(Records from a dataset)
┌────────

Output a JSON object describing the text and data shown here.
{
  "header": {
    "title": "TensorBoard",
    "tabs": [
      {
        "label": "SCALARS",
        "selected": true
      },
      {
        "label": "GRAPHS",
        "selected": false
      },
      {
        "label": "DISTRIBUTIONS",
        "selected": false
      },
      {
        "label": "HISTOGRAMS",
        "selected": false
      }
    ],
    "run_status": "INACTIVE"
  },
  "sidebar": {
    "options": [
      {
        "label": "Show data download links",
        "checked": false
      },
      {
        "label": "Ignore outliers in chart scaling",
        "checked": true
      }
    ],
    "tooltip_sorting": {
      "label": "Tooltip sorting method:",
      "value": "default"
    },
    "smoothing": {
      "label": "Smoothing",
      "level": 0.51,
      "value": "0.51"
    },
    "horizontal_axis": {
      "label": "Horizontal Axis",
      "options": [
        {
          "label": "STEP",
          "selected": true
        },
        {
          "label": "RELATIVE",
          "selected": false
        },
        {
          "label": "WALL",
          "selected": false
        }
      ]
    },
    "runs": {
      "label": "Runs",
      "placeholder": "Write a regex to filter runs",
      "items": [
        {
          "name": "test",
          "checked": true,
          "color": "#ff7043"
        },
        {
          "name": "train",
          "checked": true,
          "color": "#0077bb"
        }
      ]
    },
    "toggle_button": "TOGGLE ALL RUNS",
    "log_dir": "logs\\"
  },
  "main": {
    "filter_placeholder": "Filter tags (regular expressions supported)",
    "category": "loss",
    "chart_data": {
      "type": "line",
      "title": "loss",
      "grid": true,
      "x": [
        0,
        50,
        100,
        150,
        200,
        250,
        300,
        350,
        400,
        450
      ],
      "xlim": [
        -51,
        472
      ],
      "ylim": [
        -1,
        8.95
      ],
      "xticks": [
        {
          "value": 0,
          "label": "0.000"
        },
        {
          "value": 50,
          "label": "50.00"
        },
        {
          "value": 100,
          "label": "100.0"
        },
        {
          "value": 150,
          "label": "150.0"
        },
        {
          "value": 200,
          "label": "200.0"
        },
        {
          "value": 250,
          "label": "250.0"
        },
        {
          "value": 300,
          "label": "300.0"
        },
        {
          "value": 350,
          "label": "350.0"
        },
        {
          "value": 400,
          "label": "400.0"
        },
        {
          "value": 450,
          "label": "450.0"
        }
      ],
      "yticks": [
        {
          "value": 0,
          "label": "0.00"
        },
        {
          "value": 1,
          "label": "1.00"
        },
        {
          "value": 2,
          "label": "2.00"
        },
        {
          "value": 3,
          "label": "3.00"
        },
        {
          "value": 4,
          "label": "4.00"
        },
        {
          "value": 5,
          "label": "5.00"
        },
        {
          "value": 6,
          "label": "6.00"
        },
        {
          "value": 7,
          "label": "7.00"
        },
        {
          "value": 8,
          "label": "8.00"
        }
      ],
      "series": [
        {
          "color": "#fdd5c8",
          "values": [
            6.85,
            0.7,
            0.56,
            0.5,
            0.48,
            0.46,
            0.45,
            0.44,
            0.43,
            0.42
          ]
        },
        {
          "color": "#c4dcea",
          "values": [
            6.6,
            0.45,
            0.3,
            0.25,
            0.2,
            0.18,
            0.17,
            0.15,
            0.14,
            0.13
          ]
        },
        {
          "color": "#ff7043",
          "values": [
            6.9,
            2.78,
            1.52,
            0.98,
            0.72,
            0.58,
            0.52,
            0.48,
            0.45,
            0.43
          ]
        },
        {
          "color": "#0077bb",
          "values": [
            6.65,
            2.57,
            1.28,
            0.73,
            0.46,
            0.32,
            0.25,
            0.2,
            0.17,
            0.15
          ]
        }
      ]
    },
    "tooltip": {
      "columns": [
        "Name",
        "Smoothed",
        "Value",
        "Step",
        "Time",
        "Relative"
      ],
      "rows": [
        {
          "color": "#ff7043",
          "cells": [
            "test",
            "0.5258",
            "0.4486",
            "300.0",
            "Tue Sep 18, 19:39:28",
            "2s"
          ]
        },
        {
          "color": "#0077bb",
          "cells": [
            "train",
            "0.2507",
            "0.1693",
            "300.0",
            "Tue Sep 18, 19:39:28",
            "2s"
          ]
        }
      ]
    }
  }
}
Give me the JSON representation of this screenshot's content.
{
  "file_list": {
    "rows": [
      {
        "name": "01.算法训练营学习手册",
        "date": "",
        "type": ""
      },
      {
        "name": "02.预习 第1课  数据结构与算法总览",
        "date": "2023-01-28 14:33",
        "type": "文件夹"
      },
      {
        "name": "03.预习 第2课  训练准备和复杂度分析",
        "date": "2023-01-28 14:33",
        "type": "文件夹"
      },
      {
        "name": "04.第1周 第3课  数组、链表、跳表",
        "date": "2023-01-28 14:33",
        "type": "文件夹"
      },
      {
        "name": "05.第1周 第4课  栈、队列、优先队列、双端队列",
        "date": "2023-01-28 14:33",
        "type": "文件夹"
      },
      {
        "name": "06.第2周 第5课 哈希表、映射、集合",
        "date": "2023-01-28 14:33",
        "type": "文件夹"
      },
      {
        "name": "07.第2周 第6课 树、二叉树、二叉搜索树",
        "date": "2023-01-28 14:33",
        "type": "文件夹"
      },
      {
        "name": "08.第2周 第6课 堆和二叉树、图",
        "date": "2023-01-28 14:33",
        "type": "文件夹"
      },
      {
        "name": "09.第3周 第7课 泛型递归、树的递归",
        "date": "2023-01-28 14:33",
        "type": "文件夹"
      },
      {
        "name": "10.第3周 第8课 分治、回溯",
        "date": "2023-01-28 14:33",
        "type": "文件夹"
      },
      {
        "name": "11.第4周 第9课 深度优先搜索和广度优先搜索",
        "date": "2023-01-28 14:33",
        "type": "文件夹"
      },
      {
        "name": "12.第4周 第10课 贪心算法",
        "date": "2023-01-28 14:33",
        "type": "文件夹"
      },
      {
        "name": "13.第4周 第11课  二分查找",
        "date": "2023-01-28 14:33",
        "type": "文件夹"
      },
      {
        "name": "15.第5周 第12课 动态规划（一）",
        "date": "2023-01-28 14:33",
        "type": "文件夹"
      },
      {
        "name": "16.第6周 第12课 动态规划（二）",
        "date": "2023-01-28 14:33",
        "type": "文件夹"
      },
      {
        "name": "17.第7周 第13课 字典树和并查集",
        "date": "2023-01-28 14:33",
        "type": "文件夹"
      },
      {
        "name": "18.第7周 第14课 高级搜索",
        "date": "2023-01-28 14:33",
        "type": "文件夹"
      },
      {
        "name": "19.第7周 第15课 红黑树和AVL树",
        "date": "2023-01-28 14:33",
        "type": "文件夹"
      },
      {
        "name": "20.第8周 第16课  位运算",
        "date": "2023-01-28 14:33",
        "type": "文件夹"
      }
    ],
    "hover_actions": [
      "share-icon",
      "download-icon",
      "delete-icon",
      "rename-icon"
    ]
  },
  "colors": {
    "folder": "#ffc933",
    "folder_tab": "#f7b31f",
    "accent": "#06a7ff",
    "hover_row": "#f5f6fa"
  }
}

└────────

Goal: Restate the listing in full, word for word.

Final result:
Output a JSON object describing the text and data shown here.
{
  "header": {
    "title": "TensorBoard",
    "tabs": [
      {
        "label": "SCALARS",
        "selected": true
      },
      {
        "label": "GRAPHS",
        "selected": false
      },
      {
        "label": "DISTRIBUTIONS",
        "selected": false
      },
      {
        "label": "HISTOGRAMS",
        "selected": false
      }
    ],
    "run_status": "INACTIVE"
  },
  "sidebar": {
    "options": [
      {
        "label": "Show data download links",
        "checked": false
      },
      {
        "label": "Ignore outliers in chart scaling",
        "checked": true
      }
    ],
    "tooltip_sorting": {
      "label": "Tooltip sorting method:",
      "value": "default"
    },
    "smoothing": {
      "label": "Smoothing",
      "level": 0.51,
      "value": "0.51"
    },
    "horizontal_axis": {
      "label": "Horizontal Axis",
      "options": [
        {
          "label": "STEP",
          "selected": true
        },
        {
          "label": "RELATIVE",
          "selected": false
        },
        {
          "label": "WALL",
          "selected": false
        }
      ]
    },
    "runs": {
      "label": "Runs",
      "placeholder": "Write a regex to filter runs",
      "items": [
        {
          "name": "test",
          "checked": true,
          "color": "#ff7043"
        },
        {
          "name": "train",
          "checked": true,
          "color": "#0077bb"
        }
      ]
    },
    "toggle_button": "TOGGLE ALL RUNS",
    "log_dir": "logs\\"
  },
  "main": {
    "filter_placeholder": "Filter tags (regular expressions supported)",
    "category": "loss",
    "chart_data": {
      "type": "line",
      "title": "loss",
      "grid": true,
      "x": [
        0,
        50,
        100,
        150,
        200,
        250,
        300,
        350,
        400,
        450
      ],
      "xlim": [
        -51,
        472
      ],
      "ylim": [
        -1,
        8.95
      ],
      "xticks": [
        {
          "value": 0,
          "label": "0.000"
        },
        {
          "value": 50,
          "label": "50.00"
        },
        {
          "value": 100,
          "label": "100.0"
        },
        {
          "value": 150,
          "label": "150.0"
        },
        {
          "value": 200,
          "label": "200.0"
        },
        {
          "value": 250,
          "label": "250.0"
        },
        {
          "value": 300,
          "label": "300.0"
        },
        {
          "value": 350,
          "label": "350.0"
        },
        {
          "value": 400,
          "label": "400.0"
        },
        {
          "value": 450,
          "label": "450.0"
        }
      ],
      "yticks": [
        {
          "value": 0,
          "label": "0.00"
        },
        {
          "value": 1,
          "label": "1.00"
        },
        {
          "value": 2,
          "label": "2.00"
        },
        {
          "value": 3,
          "label": "3.00"
        },
        {
          "value": 4,
          "label": "4.00"
        },
        {
          "value": 5,
          "label": "5.00"
        },
        {
          "value": 6,
          "label": "6.00"
        },
        {
          "value": 7,
          "label": "7.00"
        },
        {
          "value": 8,
          "label": "8.00"
        }
      ],
      "series": [
        {
          "color": "#fdd5c8",
          "values": [
            6.85,
            0.7,
            0.56,
            0.5,
            0.48,
            0.46,
            0.45,
            0.44,
            0.43,
            0.42
          ]
        },
        {
          "color": "#c4dcea",
          "values": [
            6.6,
            0.45,
            0.3,
            0.25,
            0.2,
            0.18,
            0.17,
            0.15,
            0.14,
            0.13
          ]
        },
        {
          "color": "#ff7043",
          "values": [
            6.9,
            2.78,
            1.52,
            0.98,
            0.72,
            0.58,
            0.52,
            0.48,
            0.45,
            0.43
          ]
        },
        {
          "color": "#0077bb",
          "values": [
            6.65,
            2.57,
            1.28,
            0.73,
            0.46,
            0.32,
            0.25,
            0.2,
            0.17,
            0.15
          ]
        }
      ]
    },
    "tooltip": {
      "columns": [
        "Name",
        "Smoothed",
        "Value",
        "Step",
        "Time",
        "Relative"
      ],
      "rows": [
        {
          "color": "#ff7043",
          "cells": [
            "test",
            "0.5258",
            "0.4486",
            "300.0",
            "Tue Sep 18, 19:39:28",
            "2s"
          ]
        },
        {
          "color": "#0077bb",
          "cells": [
            "train",
            "0.2507",
            "0.1693",
            "300.0",
            "Tue Sep 18, 19:39:28",
            "2s"
          ]
        }
      ]
    }
  }
}
Give me the JSON representation of this screenshot's content.
{
  "file_list": {
    "rows": [
      {
        "name": "01.算法训练营学习手册",
        "date": "",
        "type": ""
      },
      {
        "name": "02.预习 第1课  数据结构与算法总览",
        "date": "2023-01-28 14:33",
        "type": "文件夹"
      },
      {
        "name": "03.预习 第2课  训练准备和复杂度分析",
        "date": "2023-01-28 14:33",
        "type": "文件夹"
      },
      {
        "name": "04.第1周 第3课  数组、链表、跳表",
        "date": "2023-01-28 14:33",
        "type": "文件夹"
      },
      {
        "name": "05.第1周 第4课  栈、队列、优先队列、双端队列",
        "date": "2023-01-28 14:33",
        "type": "文件夹"
      },
      {
        "name": "06.第2周 第5课 哈希表、映射、集合",
        "date": "2023-01-28 14:33",
        "type": "文件夹"
      },
      {
        "name": "07.第2周 第6课 树、二叉树、二叉搜索树",
        "date": "2023-01-28 14:33",
        "type": "文件夹"
      },
      {
        "name": "08.第2周 第6课 堆和二叉树、图",
        "date": "2023-01-28 14:33",
        "type": "文件夹"
      },
      {
        "name": "09.第3周 第7课 泛型递归、树的递归",
        "date": "2023-01-28 14:33",
        "type": "文件夹"
      },
      {
        "name": "10.第3周 第8课 分治、回溯",
        "date": "2023-01-28 14:33",
        "type": "文件夹"
      },
      {
        "name": "11.第4周 第9课 深度优先搜索和广度优先搜索",
        "date": "2023-01-28 14:33",
        "type": "文件夹"
      },
      {
        "name": "12.第4周 第10课 贪心算法",
        "date": "2023-01-28 14:33",
        "type": "文件夹"
      },
      {
        "name": "13.第4周 第11课  二分查找",
        "date": "2023-01-28 14:33",
        "type": "文件夹"
      },
      {
        "name": "15.第5周 第12课 动态规划（一）",
        "date": "2023-01-28 14:33",
        "type": "文件夹"
      },
      {
        "name": "16.第6周 第12课 动态规划（二）",
        "date": "2023-01-28 14:33",
        "type": "文件夹"
      },
      {
        "name": "17.第7周 第13课 字典树和并查集",
        "date": "2023-01-28 14:33",
        "type": "文件夹"
      },
      {
        "name": "18.第7周 第14课 高级搜索",
        "date": "2023-01-28 14:33",
        "type": "文件夹"
      },
      {
        "name": "19.第7周 第15课 红黑树和AVL树",
        "date": "2023-01-28 14:33",
        "type": "文件夹"
      },
      {
        "name": "20.第8周 第16课  位运算",
        "date": "2023-01-28 14:33",
        "type": "文件夹"
      }
    ],
    "hover_actions": [
      "share-icon",
      "download-icon",
      "delete-icon",
      "rename-icon"
    ]
  },
  "colors": {
    "folder": "#ffc933",
    "folder_tab": "#f7b31f",
    "accent": "#06a7ff",
    "hover_row": "#f5f6fa"
  }
}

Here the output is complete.